* _PROBLEM DETAILS_: In the entries below, count each line holding the word "applications". Answer with the total alone.

- - - - - - -

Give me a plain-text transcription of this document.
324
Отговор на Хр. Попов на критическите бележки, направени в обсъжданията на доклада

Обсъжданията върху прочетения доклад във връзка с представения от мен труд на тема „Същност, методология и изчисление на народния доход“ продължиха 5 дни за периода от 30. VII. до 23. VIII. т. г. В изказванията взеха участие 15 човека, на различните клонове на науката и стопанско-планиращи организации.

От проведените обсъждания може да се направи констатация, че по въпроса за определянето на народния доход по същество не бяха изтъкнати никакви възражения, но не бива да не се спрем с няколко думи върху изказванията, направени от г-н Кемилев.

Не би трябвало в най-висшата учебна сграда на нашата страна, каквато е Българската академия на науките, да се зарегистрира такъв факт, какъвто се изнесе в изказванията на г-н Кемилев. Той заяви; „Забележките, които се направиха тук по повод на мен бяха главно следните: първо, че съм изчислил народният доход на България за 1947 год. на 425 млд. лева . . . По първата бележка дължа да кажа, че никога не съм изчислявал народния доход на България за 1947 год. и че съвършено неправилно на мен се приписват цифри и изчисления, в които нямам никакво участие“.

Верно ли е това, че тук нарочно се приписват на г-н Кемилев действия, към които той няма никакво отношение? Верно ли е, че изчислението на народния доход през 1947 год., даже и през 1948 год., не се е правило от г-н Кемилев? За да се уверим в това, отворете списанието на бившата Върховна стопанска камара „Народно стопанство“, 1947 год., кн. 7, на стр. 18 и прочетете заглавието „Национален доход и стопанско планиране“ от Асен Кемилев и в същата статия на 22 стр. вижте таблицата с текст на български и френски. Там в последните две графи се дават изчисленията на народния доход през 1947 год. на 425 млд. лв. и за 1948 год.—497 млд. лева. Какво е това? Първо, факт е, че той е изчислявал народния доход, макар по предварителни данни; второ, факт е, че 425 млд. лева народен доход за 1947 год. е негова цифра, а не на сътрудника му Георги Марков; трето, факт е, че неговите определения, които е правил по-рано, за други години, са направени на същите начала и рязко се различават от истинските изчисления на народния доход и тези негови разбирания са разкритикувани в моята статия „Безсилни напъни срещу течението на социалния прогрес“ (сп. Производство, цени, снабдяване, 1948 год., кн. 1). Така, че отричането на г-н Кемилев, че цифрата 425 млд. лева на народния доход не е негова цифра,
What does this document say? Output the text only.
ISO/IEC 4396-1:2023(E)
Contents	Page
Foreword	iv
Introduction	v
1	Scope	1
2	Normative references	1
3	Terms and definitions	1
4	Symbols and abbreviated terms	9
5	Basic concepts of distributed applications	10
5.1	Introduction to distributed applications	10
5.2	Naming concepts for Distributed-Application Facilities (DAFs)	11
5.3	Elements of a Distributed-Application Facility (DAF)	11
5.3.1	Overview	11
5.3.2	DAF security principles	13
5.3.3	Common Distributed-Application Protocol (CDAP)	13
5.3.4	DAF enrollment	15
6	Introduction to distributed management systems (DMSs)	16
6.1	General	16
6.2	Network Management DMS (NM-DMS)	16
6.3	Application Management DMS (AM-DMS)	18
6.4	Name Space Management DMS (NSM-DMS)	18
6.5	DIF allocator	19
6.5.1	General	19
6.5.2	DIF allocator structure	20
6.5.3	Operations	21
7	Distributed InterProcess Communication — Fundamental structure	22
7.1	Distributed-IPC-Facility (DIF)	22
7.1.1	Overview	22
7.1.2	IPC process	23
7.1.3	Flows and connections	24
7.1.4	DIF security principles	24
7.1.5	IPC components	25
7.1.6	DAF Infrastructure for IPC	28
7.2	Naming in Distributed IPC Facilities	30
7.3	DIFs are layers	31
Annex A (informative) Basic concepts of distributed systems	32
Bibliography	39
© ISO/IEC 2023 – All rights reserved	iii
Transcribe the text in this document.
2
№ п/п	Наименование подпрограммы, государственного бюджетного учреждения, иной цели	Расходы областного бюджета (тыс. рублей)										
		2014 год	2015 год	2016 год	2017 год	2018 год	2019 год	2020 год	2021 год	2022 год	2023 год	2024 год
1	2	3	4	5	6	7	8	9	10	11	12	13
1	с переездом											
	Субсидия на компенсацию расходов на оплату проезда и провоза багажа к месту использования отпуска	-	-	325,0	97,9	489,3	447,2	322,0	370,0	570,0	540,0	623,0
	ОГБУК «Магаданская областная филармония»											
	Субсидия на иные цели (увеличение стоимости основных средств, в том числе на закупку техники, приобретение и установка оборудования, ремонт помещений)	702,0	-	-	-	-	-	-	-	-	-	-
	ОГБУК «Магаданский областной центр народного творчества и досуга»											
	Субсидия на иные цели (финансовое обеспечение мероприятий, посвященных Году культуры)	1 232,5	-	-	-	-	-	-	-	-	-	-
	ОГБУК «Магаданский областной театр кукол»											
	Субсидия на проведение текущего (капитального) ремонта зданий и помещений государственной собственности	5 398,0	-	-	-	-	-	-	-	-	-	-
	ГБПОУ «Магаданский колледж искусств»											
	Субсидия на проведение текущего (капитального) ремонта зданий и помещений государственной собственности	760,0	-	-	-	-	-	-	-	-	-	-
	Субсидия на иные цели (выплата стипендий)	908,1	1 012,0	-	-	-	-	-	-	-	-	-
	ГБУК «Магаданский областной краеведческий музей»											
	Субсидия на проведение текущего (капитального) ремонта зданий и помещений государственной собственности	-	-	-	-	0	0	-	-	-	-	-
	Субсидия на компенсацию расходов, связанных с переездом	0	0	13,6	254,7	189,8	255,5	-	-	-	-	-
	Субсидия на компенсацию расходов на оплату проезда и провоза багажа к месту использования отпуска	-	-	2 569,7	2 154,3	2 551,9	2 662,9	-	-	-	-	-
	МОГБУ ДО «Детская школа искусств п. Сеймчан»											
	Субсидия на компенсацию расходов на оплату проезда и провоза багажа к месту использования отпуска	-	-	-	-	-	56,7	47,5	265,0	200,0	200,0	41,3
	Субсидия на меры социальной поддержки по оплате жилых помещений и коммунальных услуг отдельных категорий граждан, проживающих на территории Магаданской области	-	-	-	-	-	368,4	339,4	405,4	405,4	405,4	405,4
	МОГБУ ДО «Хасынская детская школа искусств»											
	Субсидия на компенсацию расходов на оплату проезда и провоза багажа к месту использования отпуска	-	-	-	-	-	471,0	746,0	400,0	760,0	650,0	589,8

- - - - - - -

* _TASK ANSWER_: 2